■ Dataset extract:
_ _ _ _

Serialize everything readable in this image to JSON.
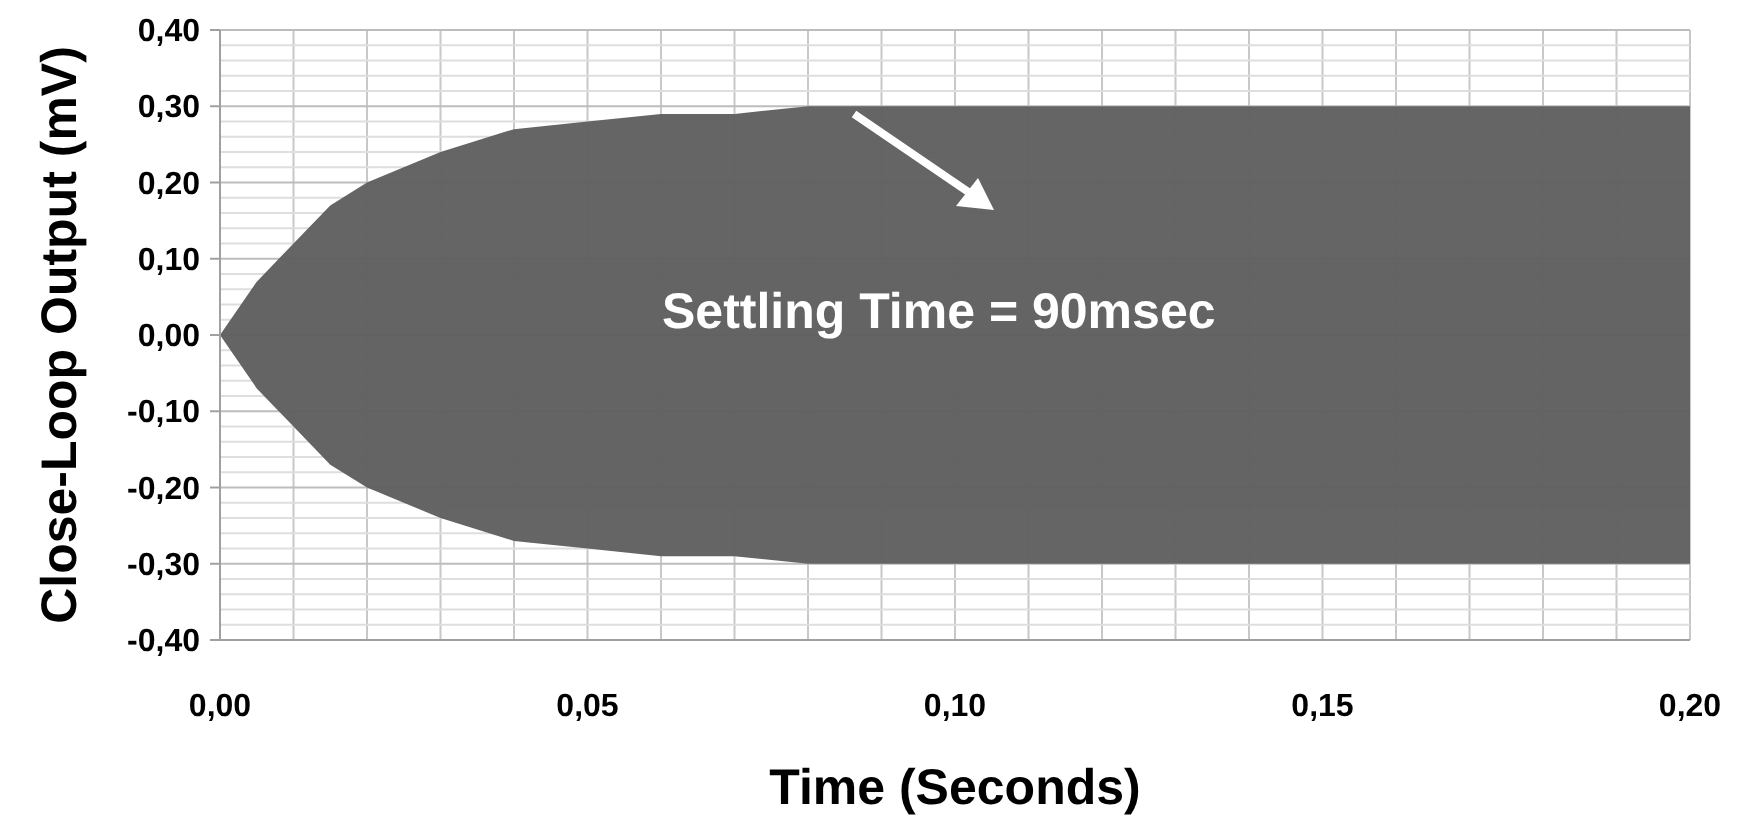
{
  "chart_data": {
    "type": "area",
    "xlabel": "Time (Seconds)",
    "ylabel": "Close-Loop Output (mV)",
    "x": [
      0,
      0.005,
      0.01,
      0.015,
      0.02,
      0.025,
      0.03,
      0.04,
      0.05,
      0.06,
      0.07,
      0.08,
      0.09,
      0.1,
      0.15,
      0.2
    ],
    "series": [
      {
        "color": "#606060",
        "values": [
          0,
          0.07,
          0.12,
          0.17,
          0.2,
          0.22,
          0.24,
          0.27,
          0.28,
          0.29,
          0.29,
          0.3,
          0.3,
          0.3,
          0.3,
          0.3
        ]
      },
      {
        "color": "#606060",
        "values": [
          0,
          -0.07,
          -0.12,
          -0.17,
          -0.2,
          -0.22,
          -0.24,
          -0.27,
          -0.28,
          -0.29,
          -0.29,
          -0.3,
          -0.3,
          -0.3,
          -0.3,
          -0.3
        ]
      }
    ],
    "xlim": [
      0,
      0.2
    ],
    "xticks": [
      {
        "value": 0,
        "label": "0,00"
      },
      {
        "value": 0.01,
        "label": null
      },
      {
        "value": 0.02,
        "label": null
      },
      {
        "value": 0.03,
        "label": null
      },
      {
        "value": 0.04,
        "label": null
      },
      {
        "value": 0.05,
        "label": "0,05"
      },
      {
        "value": 0.06,
        "label": null
      },
      {
        "value": 0.07,
        "label": null
      },
      {
        "value": 0.08,
        "label": null
      },
      {
        "value": 0.09,
        "label": null
      },
      {
        "value": 0.1,
        "label": "0,10"
      },
      {
        "value": 0.11,
        "label": null
      },
      {
        "value": 0.12,
        "label": null
      },
      {
        "value": 0.13,
        "label": null
      },
      {
        "value": 0.14,
        "label": null
      },
      {
        "value": 0.15,
        "label": "0,15"
      },
      {
        "value": 0.16,
        "label": null
      },
      {
        "value": 0.17,
        "label": null
      },
      {
        "value": 0.18,
        "label": null
      },
      {
        "value": 0.19,
        "label": null
      },
      {
        "value": 0.2,
        "label": "0,20"
      }
    ],
    "ylim": [
      -0.4,
      0.4
    ],
    "yticks": [
      {
        "value": -0.4,
        "label": "-0,40"
      },
      {
        "value": -0.38,
        "label": null
      },
      {
        "value": -0.36,
        "label": null
      },
      {
        "value": -0.34,
        "label": null
      },
      {
        "value": -0.32,
        "label": null
      },
      {
        "value": -0.3,
        "label": "-0,30"
      },
      {
        "value": -0.28,
        "label": null
      },
      {
        "value": -0.26,
        "label": null
      },
      {
        "value": -0.24,
        "label": null
      },
      {
        "value": -0.22,
        "label": null
      },
      {
        "value": -0.2,
        "label": "-0,20"
      },
      {
        "value": -0.18,
        "label": null
      },
      {
        "value": -0.16,
        "label": null
      },
      {
        "value": -0.14,
        "label": null
      },
      {
        "value": -0.12,
        "label": null
      },
      {
        "value": -0.1,
        "label": "-0,10"
      },
      {
        "value": -0.08,
        "label": null
      },
      {
        "value": -0.06,
        "label": null
      },
      {
        "value": -0.04,
        "label": null
      },
      {
        "value": -0.02,
        "label": null
      },
      {
        "value": 0,
        "label": "0,00"
      },
      {
        "value": 0.02,
        "label": null
      },
      {
        "value": 0.04,
        "label": null
      },
      {
        "value": 0.06,
        "label": null
      },
      {
        "value": 0.08,
        "label": null
      },
      {
        "value": 0.1,
        "label": "0,10"
      },
      {
        "value": 0.12,
        "label": null
      },
      {
        "value": 0.14,
        "label": null
      },
      {
        "value": 0.16,
        "label": null
      },
      {
        "value": 0.18,
        "label": null
      },
      {
        "value": 0.2,
        "label": "0,20"
      },
      {
        "value": 0.22,
        "label": null
      },
      {
        "value": 0.24,
        "label": null
      },
      {
        "value": 0.26,
        "label": null
      },
      {
        "value": 0.28,
        "label": null
      },
      {
        "value": 0.3,
        "label": "0,30"
      },
      {
        "value": 0.32,
        "label": null
      },
      {
        "value": 0.34,
        "label": null
      },
      {
        "value": 0.36,
        "label": null
      },
      {
        "value": 0.38,
        "label": null
      },
      {
        "value": 0.4,
        "label": "0,40"
      }
    ],
    "grid": true,
    "annotations": [
      "Settling Time = 90msec"
    ]
  }
}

_ _ _ _

■ Task goal:
Your task is to repeat the material above exactly, without its pictures.

■ Solution for this problem:
Serialize everything readable in this image to JSON.
{
  "chart_data": {
    "type": "area",
    "xlabel": "Time (Seconds)",
    "ylabel": "Close-Loop Output (mV)",
    "x": [
      0,
      0.005,
      0.01,
      0.015,
      0.02,
      0.025,
      0.03,
      0.04,
      0.05,
      0.06,
      0.07,
      0.08,
      0.09,
      0.1,
      0.15,
      0.2
    ],
    "series": [
      {
        "color": "#606060",
        "values": [
          0,
          0.07,
          0.12,
          0.17,
          0.2,
          0.22,
          0.24,
          0.27,
          0.28,
          0.29,
          0.29,
          0.3,
          0.3,
          0.3,
          0.3,
          0.3
        ]
      },
      {
        "color": "#606060",
        "values": [
          0,
          -0.07,
          -0.12,
          -0.17,
          -0.2,
          -0.22,
          -0.24,
          -0.27,
          -0.28,
          -0.29,
          -0.29,
          -0.3,
          -0.3,
          -0.3,
          -0.3,
          -0.3
        ]
      }
    ],
    "xlim": [
      0,
      0.2
    ],
    "xticks": [
      {
        "value": 0,
        "label": "0,00"
      },
      {
        "value": 0.01,
        "label": null
      },
      {
        "value": 0.02,
        "label": null
      },
      {
        "value": 0.03,
        "label": null
      },
      {
        "value": 0.04,
        "label": null
      },
      {
        "value": 0.05,
        "label": "0,05"
      },
      {
        "value": 0.06,
        "label": null
      },
      {
        "value": 0.07,
        "label": null
      },
      {
        "value": 0.08,
        "label": null
      },
      {
        "value": 0.09,
        "label": null
      },
      {
        "value": 0.1,
        "label": "0,10"
      },
      {
        "value": 0.11,
        "label": null
      },
      {
        "value": 0.12,
        "label": null
      },
      {
        "value": 0.13,
        "label": null
      },
      {
        "value": 0.14,
        "label": null
      },
      {
        "value": 0.15,
        "label": "0,15"
      },
      {
        "value": 0.16,
        "label": null
      },
      {
        "value": 0.17,
        "label": null
      },
      {
        "value": 0.18,
        "label": null
      },
      {
        "value": 0.19,
        "label": null
      },
      {
        "value": 0.2,
        "label": "0,20"
      }
    ],
    "ylim": [
      -0.4,
      0.4
    ],
    "yticks": [
      {
        "value": -0.4,
        "label": "-0,40"
      },
      {
        "value": -0.38,
        "label": null
      },
      {
        "value": -0.36,
        "label": null
      },
      {
        "value": -0.34,
        "label": null
      },
      {
        "value": -0.32,
        "label": null
      },
      {
        "value": -0.3,
        "label": "-0,30"
      },
      {
        "value": -0.28,
        "label": null
      },
      {
        "value": -0.26,
        "label": null
      },
      {
        "value": -0.24,
        "label": null
      },
      {
        "value": -0.22,
        "label": null
      },
      {
        "value": -0.2,
        "label": "-0,20"
      },
      {
        "value": -0.18,
        "label": null
      },
      {
        "value": -0.16,
        "label": null
      },
      {
        "value": -0.14,
        "label": null
      },
      {
        "value": -0.12,
        "label": null
      },
      {
        "value": -0.1,
        "label": "-0,10"
      },
      {
        "value": -0.08,
        "label": null
      },
      {
        "value": -0.06,
        "label": null
      },
      {
        "value": -0.04,
        "label": null
      },
      {
        "value": -0.02,
        "label": null
      },
      {
        "value": 0,
        "label": "0,00"
      },
      {
        "value": 0.02,
        "label": null
      },
      {
        "value": 0.04,
        "label": null
      },
      {
        "value": 0.06,
        "label": null
      },
      {
        "value": 0.08,
        "label": null
      },
      {
        "value": 0.1,
        "label": "0,10"
      },
      {
        "value": 0.12,
        "label": null
      },
      {
        "value": 0.14,
        "label": null
      },
      {
        "value": 0.16,
        "label": null
      },
      {
        "value": 0.18,
        "label": null
      },
      {
        "value": 0.2,
        "label": "0,20"
      },
      {
        "value": 0.22,
        "label": null
      },
      {
        "value": 0.24,
        "label": null
      },
      {
        "value": 0.26,
        "label": null
      },
      {
        "value": 0.28,
        "label": null
      },
      {
        "value": 0.3,
        "label": "0,30"
      },
      {
        "value": 0.32,
        "label": null
      },
      {
        "value": 0.34,
        "label": null
      },
      {
        "value": 0.36,
        "label": null
      },
      {
        "value": 0.38,
        "label": null
      },
      {
        "value": 0.4,
        "label": "0,40"
      }
    ],
    "grid": true,
    "annotations": [
      "Settling Time = 90msec"
    ]
  }
}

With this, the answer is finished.